Job: Pull each line holding "counts" out of the entries below.

Raw data:
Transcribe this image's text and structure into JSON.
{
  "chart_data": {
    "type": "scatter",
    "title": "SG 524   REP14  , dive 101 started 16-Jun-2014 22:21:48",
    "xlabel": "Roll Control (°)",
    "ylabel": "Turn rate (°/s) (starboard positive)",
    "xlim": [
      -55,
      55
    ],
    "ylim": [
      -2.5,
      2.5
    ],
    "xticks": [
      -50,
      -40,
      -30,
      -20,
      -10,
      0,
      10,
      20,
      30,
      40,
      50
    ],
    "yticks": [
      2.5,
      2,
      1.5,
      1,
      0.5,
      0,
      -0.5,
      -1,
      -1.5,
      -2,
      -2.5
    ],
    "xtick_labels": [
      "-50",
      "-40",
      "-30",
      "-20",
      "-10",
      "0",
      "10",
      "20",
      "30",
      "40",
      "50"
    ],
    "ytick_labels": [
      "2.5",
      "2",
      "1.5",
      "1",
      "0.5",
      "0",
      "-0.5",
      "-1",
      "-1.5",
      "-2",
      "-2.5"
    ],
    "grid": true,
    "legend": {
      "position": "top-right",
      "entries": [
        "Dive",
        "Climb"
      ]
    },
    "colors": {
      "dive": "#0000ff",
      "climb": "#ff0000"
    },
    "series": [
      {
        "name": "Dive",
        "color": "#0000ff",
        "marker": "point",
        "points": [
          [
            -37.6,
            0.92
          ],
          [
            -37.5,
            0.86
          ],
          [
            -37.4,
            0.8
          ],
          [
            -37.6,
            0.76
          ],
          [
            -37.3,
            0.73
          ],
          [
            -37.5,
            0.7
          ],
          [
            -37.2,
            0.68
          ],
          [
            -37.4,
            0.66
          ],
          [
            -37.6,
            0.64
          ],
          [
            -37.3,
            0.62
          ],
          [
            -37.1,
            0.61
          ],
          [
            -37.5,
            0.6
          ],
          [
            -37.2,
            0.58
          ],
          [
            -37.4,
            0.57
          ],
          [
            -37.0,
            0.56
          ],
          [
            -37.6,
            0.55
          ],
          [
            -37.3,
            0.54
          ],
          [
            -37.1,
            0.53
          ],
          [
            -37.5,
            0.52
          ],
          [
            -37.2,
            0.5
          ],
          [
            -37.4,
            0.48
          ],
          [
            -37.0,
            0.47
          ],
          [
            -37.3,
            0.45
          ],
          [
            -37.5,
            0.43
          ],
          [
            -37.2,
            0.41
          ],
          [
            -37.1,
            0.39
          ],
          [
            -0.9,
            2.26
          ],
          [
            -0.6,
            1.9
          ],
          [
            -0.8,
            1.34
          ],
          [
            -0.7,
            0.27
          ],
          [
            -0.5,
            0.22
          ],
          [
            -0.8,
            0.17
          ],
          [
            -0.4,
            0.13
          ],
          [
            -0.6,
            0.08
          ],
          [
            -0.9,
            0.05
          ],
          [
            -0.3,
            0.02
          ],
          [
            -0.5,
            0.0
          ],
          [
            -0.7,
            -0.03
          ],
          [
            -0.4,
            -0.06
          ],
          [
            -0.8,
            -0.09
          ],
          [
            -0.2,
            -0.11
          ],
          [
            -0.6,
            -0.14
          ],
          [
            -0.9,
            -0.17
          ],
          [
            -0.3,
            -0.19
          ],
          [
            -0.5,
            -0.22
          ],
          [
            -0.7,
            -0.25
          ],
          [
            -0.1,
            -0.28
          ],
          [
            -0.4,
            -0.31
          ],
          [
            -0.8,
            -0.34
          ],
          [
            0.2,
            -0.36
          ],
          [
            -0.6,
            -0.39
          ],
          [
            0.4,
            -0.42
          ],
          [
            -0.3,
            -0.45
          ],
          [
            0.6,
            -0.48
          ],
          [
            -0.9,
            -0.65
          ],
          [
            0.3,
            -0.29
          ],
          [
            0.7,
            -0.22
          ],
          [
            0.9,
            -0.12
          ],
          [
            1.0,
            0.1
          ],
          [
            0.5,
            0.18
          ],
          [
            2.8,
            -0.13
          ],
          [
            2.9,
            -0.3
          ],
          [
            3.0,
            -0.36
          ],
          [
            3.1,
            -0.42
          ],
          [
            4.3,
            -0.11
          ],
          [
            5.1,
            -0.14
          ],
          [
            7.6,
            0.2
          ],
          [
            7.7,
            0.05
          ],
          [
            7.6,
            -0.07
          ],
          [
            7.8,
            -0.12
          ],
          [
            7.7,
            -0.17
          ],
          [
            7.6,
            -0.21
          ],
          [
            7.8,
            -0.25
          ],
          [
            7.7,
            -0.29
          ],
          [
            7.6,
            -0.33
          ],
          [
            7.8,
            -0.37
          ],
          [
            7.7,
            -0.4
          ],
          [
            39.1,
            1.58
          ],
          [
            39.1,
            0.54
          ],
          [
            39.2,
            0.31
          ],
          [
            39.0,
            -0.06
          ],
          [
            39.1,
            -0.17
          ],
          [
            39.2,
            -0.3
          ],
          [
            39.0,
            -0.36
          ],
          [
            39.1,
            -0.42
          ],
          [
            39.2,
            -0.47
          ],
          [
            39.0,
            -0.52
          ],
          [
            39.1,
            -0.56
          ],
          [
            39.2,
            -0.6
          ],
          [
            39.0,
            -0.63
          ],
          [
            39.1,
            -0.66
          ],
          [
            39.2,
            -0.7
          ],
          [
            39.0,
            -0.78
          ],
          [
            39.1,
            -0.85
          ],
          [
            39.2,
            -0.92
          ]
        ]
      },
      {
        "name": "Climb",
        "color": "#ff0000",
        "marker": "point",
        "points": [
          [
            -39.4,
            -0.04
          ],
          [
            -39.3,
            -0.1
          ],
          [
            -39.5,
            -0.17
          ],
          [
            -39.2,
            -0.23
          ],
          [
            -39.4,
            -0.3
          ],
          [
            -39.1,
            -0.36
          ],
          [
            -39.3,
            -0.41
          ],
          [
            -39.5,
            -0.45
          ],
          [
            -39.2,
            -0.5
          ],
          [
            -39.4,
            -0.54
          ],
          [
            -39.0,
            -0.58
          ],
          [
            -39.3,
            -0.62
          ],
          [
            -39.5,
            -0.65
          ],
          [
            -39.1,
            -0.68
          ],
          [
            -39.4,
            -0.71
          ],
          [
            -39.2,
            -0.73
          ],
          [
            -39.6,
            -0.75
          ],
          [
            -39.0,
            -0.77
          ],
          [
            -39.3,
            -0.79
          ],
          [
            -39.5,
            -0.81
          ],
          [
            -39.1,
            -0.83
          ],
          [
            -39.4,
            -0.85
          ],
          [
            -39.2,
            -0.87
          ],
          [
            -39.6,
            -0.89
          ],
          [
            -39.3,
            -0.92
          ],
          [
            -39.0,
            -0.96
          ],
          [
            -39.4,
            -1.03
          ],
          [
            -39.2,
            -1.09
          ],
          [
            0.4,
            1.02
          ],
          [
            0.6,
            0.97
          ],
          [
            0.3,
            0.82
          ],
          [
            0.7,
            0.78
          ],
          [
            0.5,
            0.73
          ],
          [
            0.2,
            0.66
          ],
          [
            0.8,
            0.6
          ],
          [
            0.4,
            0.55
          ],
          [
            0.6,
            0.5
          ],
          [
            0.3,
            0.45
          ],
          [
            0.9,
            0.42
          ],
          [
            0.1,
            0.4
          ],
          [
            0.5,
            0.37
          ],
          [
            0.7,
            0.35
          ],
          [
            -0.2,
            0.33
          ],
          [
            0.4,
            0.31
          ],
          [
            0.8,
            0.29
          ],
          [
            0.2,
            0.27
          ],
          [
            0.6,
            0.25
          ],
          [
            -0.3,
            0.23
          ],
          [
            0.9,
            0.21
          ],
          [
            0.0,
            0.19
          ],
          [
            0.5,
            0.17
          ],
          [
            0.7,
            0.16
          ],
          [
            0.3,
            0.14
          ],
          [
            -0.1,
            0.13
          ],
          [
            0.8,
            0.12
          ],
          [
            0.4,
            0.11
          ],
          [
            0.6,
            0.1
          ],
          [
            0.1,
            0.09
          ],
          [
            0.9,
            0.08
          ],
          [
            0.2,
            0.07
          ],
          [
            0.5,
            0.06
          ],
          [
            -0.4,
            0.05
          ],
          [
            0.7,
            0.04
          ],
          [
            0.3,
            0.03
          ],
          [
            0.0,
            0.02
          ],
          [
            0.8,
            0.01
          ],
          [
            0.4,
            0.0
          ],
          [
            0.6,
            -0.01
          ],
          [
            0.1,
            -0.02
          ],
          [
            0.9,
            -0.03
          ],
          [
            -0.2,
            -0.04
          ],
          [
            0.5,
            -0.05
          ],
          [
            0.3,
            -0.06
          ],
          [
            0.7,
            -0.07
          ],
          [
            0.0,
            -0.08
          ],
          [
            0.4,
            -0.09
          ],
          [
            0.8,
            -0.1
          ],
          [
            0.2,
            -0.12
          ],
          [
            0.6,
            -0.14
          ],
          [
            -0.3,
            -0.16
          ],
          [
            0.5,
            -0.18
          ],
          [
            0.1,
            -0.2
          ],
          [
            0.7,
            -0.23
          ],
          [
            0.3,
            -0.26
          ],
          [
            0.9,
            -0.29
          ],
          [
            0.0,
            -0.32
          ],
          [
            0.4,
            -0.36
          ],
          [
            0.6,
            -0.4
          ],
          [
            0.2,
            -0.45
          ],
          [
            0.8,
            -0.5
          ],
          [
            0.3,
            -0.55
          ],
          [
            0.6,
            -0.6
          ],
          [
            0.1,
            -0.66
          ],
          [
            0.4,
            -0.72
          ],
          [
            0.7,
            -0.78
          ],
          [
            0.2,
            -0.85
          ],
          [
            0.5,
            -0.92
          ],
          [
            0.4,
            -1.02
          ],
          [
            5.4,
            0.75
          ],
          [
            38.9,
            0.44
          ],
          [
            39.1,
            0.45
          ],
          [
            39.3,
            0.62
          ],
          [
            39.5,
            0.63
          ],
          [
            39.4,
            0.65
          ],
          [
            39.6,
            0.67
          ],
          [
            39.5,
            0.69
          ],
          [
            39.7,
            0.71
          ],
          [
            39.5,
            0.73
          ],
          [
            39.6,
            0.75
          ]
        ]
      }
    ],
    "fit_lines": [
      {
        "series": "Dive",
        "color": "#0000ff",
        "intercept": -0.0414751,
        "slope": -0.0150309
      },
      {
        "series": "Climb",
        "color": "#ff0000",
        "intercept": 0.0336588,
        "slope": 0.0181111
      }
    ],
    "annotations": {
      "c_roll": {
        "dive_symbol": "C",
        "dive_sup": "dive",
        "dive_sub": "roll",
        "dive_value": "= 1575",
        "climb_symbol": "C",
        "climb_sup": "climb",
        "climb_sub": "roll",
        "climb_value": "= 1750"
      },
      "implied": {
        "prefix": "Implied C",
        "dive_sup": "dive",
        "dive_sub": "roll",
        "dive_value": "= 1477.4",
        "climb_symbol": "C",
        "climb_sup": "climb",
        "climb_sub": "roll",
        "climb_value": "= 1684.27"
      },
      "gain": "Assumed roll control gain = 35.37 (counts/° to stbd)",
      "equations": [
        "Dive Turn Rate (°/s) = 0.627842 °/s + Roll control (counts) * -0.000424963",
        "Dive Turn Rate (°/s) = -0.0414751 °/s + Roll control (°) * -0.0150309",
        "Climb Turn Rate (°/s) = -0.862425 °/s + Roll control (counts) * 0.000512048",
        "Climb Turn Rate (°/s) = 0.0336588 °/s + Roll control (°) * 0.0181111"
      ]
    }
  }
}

Solution to this problem:
      "gain": "Assumed roll control gain = 35.37 (counts/° to stbd)",
        "Dive Turn Rate (°/s) = 0.627842 °/s + Roll control (counts) * -0.000424963",
        "Climb Turn Rate (°/s) = -0.862425 °/s + Roll control (counts) * 0.000512048",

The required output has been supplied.